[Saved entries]
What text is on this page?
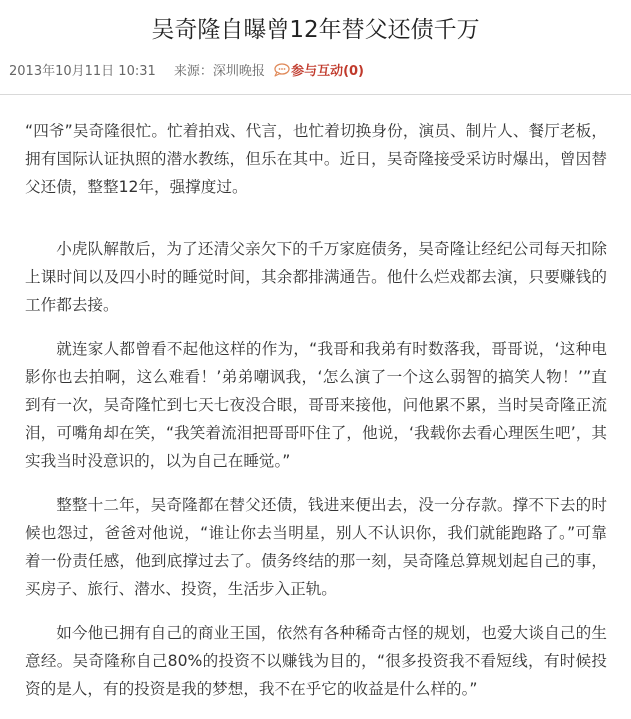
吴奇隆自曝曾12年替父还债千万
2013年10月11日 10:31 来源：深圳晚报 参与互动(0)

“四爷”吴奇隆很忙。忙着拍戏、代言，也忙着切换身份，演员、制片人、餐厅老板，拥有国际认证执照的潜水教练，但乐在其中。近日，吴奇隆接受采访时爆出，曾因替父还债，整整12年，强撑度过。

小虎队解散后，为了还清父亲欠下的千万家庭债务，吴奇隆让经纪公司每天扣除上课时间以及四小时的睡觉时间，其余都排满通告。他什么烂戏都去演，只要赚钱的工作都去接。

就连家人都曾看不起他这样的作为，“我哥和我弟有时数落我，哥哥说，‘这种电影你也去拍啊，这么难看！’弟弟嘲讽我，‘怎么演了一个这么弱智的搞笑人物！’”直到有一次，吴奇隆忙到七天七夜没合眼，哥哥来接他，问他累不累，当时吴奇隆正流泪，可嘴角却在笑，“我笑着流泪把哥哥吓住了，他说，‘我载你去看心理医生吧’，其实我当时没意识的，以为自己在睡觉。”

整整十二年，吴奇隆都在替父还债，钱进来便出去，没一分存款。撑不下去的时候也怨过，爸爸对他说，“谁让你去当明星，别人不认识你，我们就能跑路了。”可靠着一份责任感，他到底撑过去了。债务终结的那一刻，吴奇隆总算规划起自己的事，买房子、旅行、潜水、投资，生活步入正轨。

如今他已拥有自己的商业王国，依然有各种稀奇古怪的规划，也爱大谈自己的生意经。吴奇隆称自己80%的投资不以赚钱为目的，“很多投资我不看短线，有时候投资的是人，有的投资是我的梦想，我不在乎它的收益是什么样的。”
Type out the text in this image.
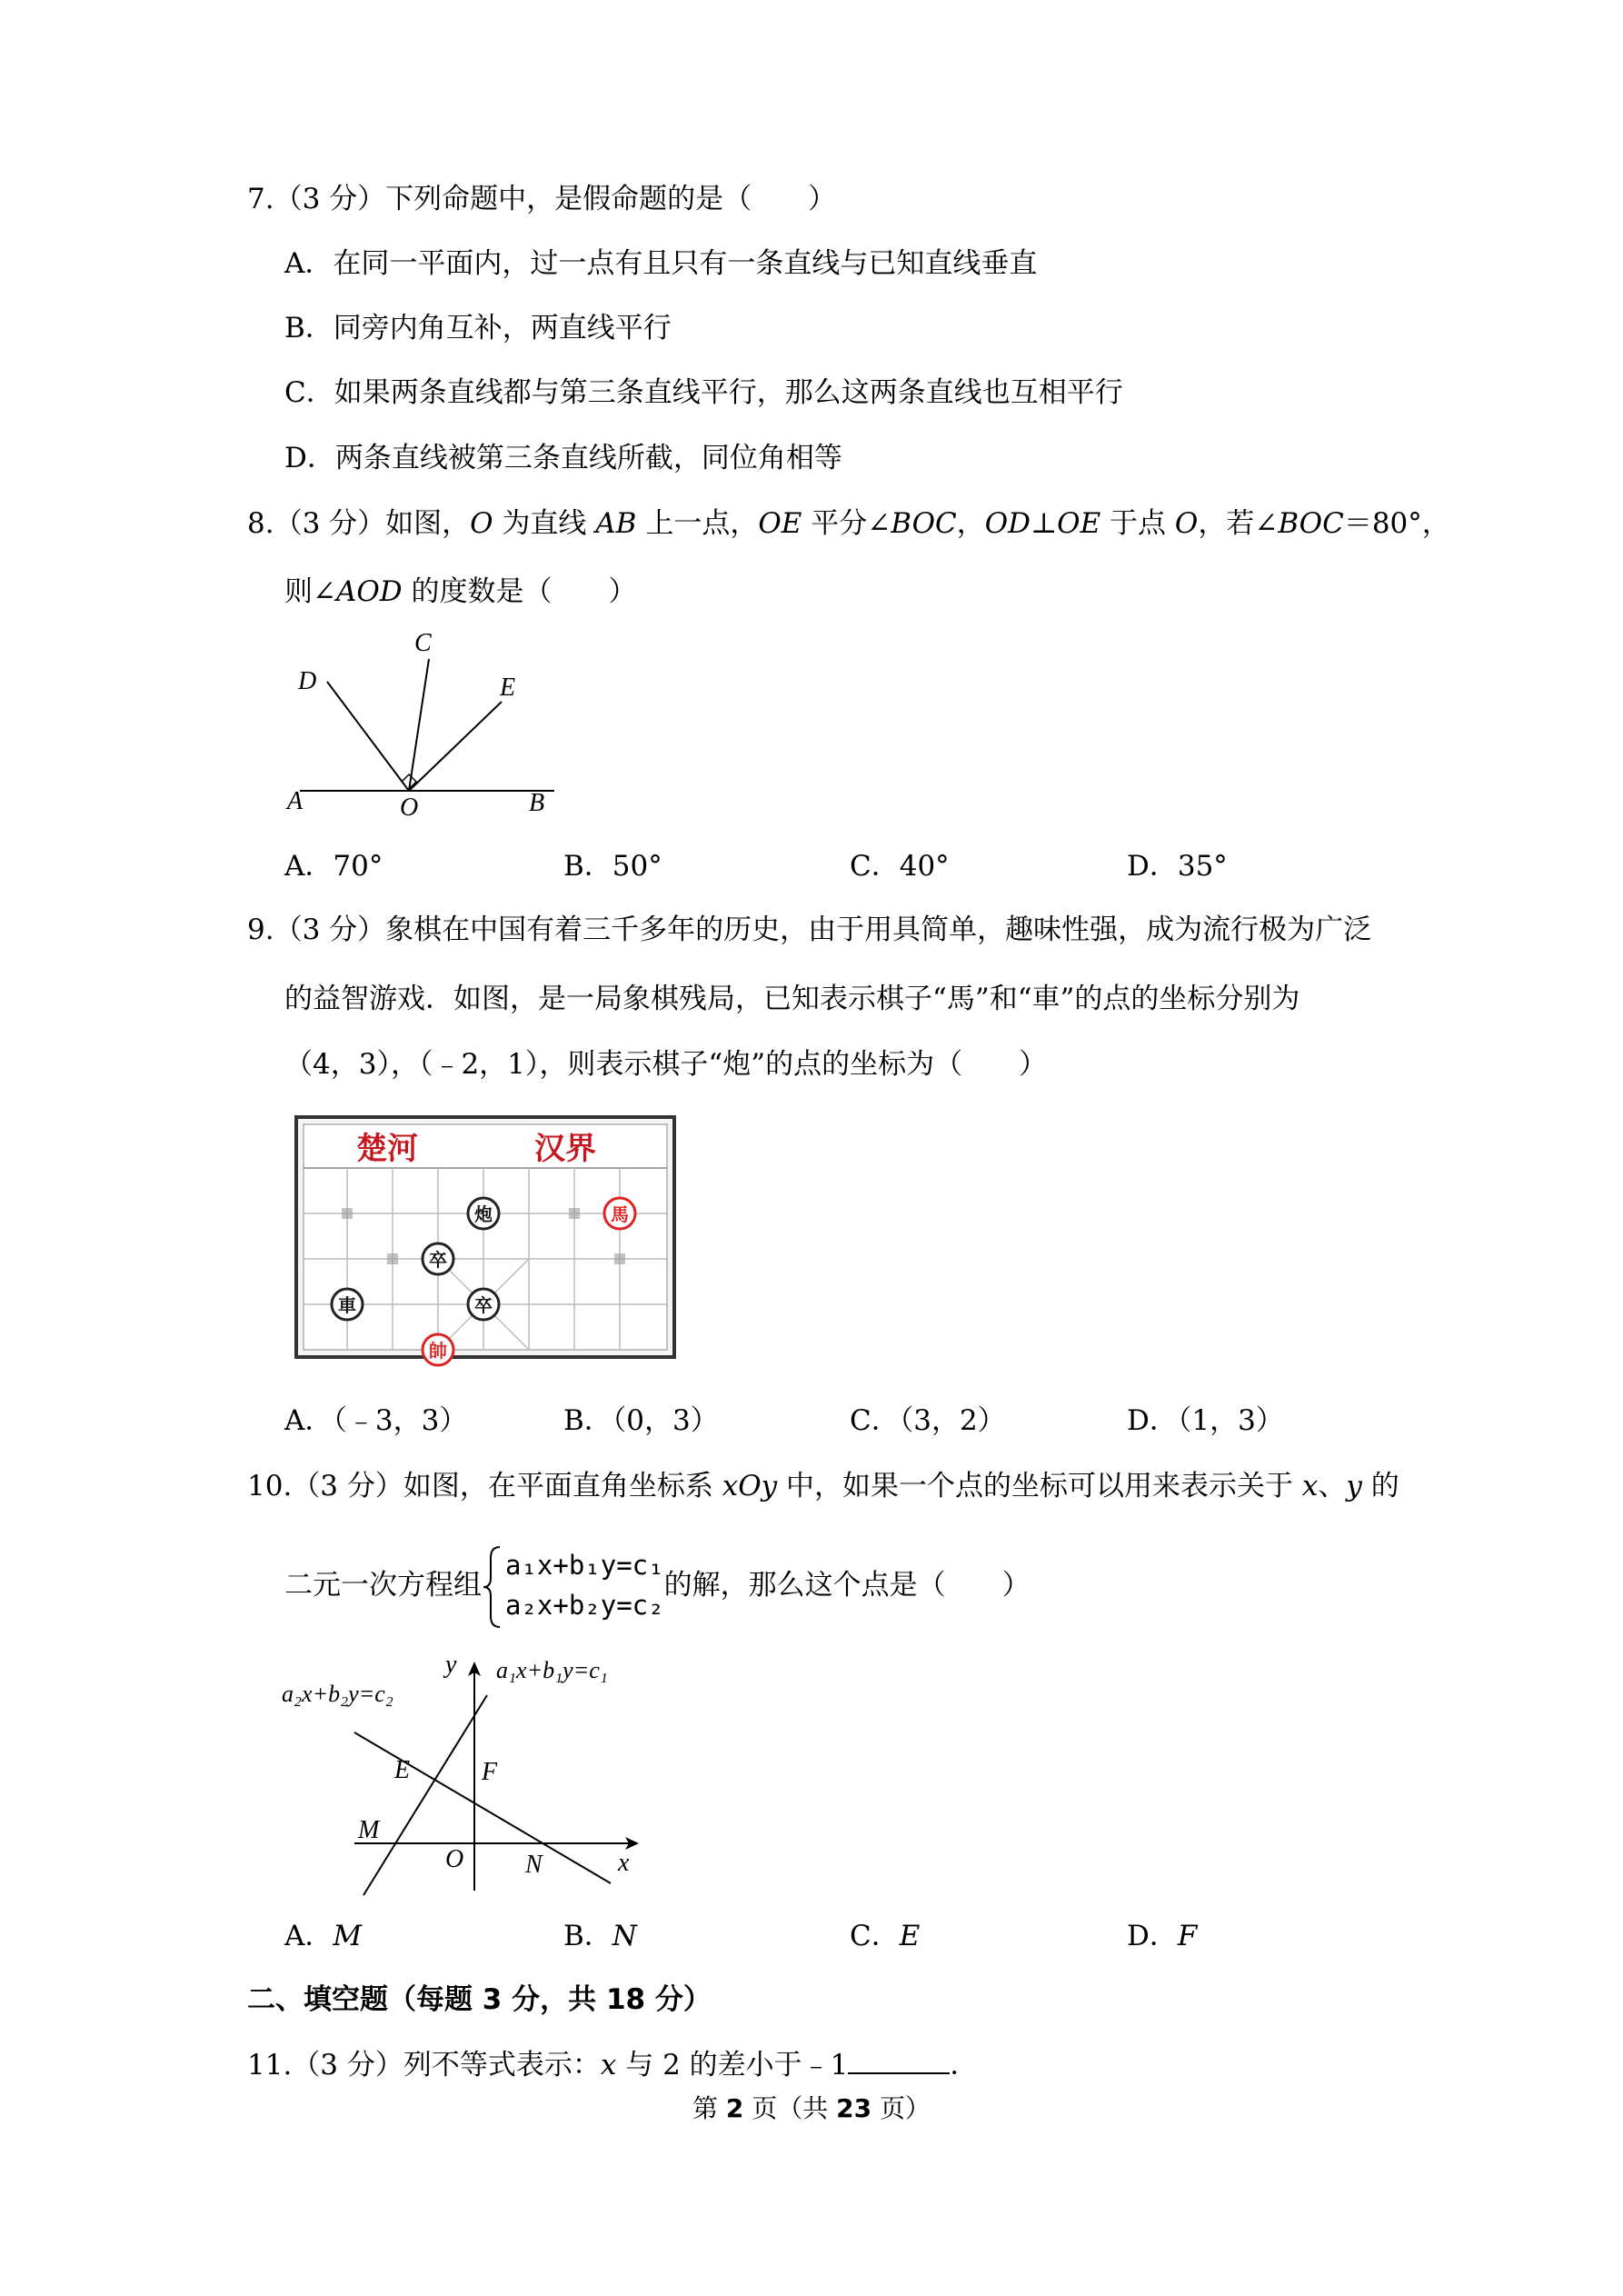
7.（3 分）下列命题中，是假命题的是（　　）
A．在同一平面内，过一点有且只有一条直线与已知直线垂直
B．同旁内角互补，两直线平行
C．如果两条直线都与第三条直线平行，那么这两条直线也互相平行
D．两条直线被第三条直线所截，同位角相等
8.（3 分）如图，O 为直线 AB 上一点，OE 平分∠BOC，OD⊥OE 于点 O，若∠BOC＝80°，
则∠AOD 的度数是（　　）
A	O	B
C
D	E
A．70°	B．50°	C．40°	D．35°
9.（3 分）象棋在中国有着三千多年的历史，由于用具简单，趣味性强，成为流行极为广泛
的益智游戏．如图，是一局象棋残局，已知表示棋子“馬”和“車”的点的坐标分别为
（4，3），（﹣2，1），则表示棋子“炮”的点的坐标为（　　）
楚河	汉界
炮	馬
卒
車	卒
帥
A．（﹣3，3）	B．（0，3）	C．（3，2）	D．（1，3）
10.（3 分）如图，在平面直角坐标系 xOy 中，如果一个点的坐标可以用来表示关于 x、y 的
二元一次方程组
a₁x+b₁y=c₁
a₂x+b₂y=c₂的解，那么这个点是（　　）
a₂x+b₂y=c₂
a₁x+b₁y=c₁
y
x
E	F
M
N
O
A．M	B．N	C．E	D．F
二、填空题（每题 3 分，共 18 分）
11.（3 分）列不等式表示：x 与 2 的差小于﹣1	．
第 2 页（共 23 页）
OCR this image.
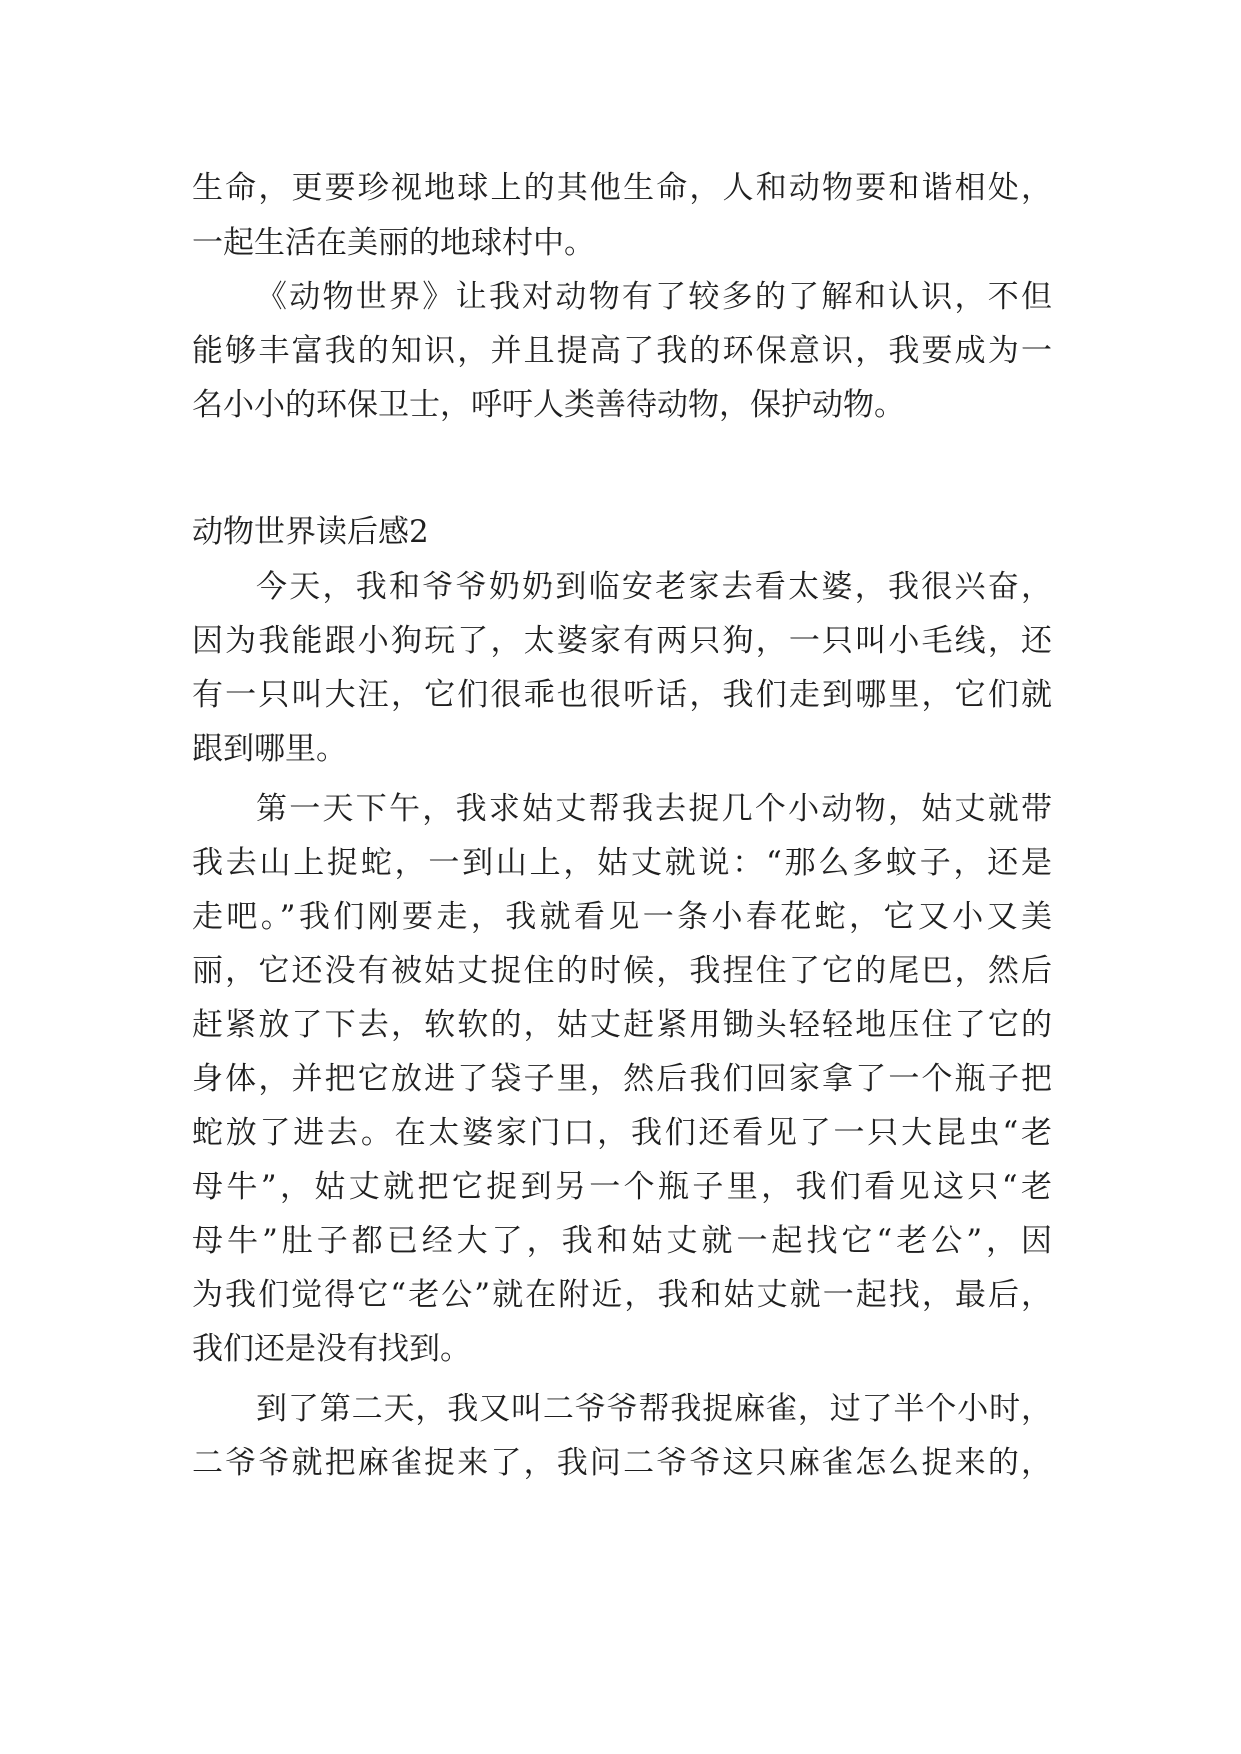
生命，更要珍视地球上的其他生命，人和动物要和谐相处，
一起生活在美丽的地球村中。
《动物世界》让我对动物有了较多的了解和认识，不但
能够丰富我的知识，并且提高了我的环保意识，我要成为一
名小小的环保卫士，呼吁人类善待动物，保护动物。
动物世界读后感2
今天，我和爷爷奶奶到临安老家去看太婆，我很兴奋，
因为我能跟小狗玩了，太婆家有两只狗，一只叫小毛线，还
有一只叫大汪，它们很乖也很听话，我们走到哪里，它们就
跟到哪里。
第一天下午，我求姑丈帮我去捉几个小动物，姑丈就带
我去山上捉蛇，一到山上，姑丈就说：“那么多蚊子，还是
走吧。”我们刚要走，我就看见一条小春花蛇，它又小又美
丽，它还没有被姑丈捉住的时候，我捏住了它的尾巴，然后
赶紧放了下去，软软的，姑丈赶紧用锄头轻轻地压住了它的
身体，并把它放进了袋子里，然后我们回家拿了一个瓶子把
蛇放了进去。在太婆家门口，我们还看见了一只大昆虫“老
母牛”，姑丈就把它捉到另一个瓶子里，我们看见这只“老
母牛”肚子都已经大了，我和姑丈就一起找它“老公”，因
为我们觉得它“老公”就在附近，我和姑丈就一起找，最后，
我们还是没有找到。
到了第二天，我又叫二爷爷帮我捉麻雀，过了半个小时，
二爷爷就把麻雀捉来了，我问二爷爷这只麻雀怎么捉来的，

Exercise prompt
For each line above that contains the word "image", copy that line.

Answer to the exercise
Type out the text in this image.
OCR this image.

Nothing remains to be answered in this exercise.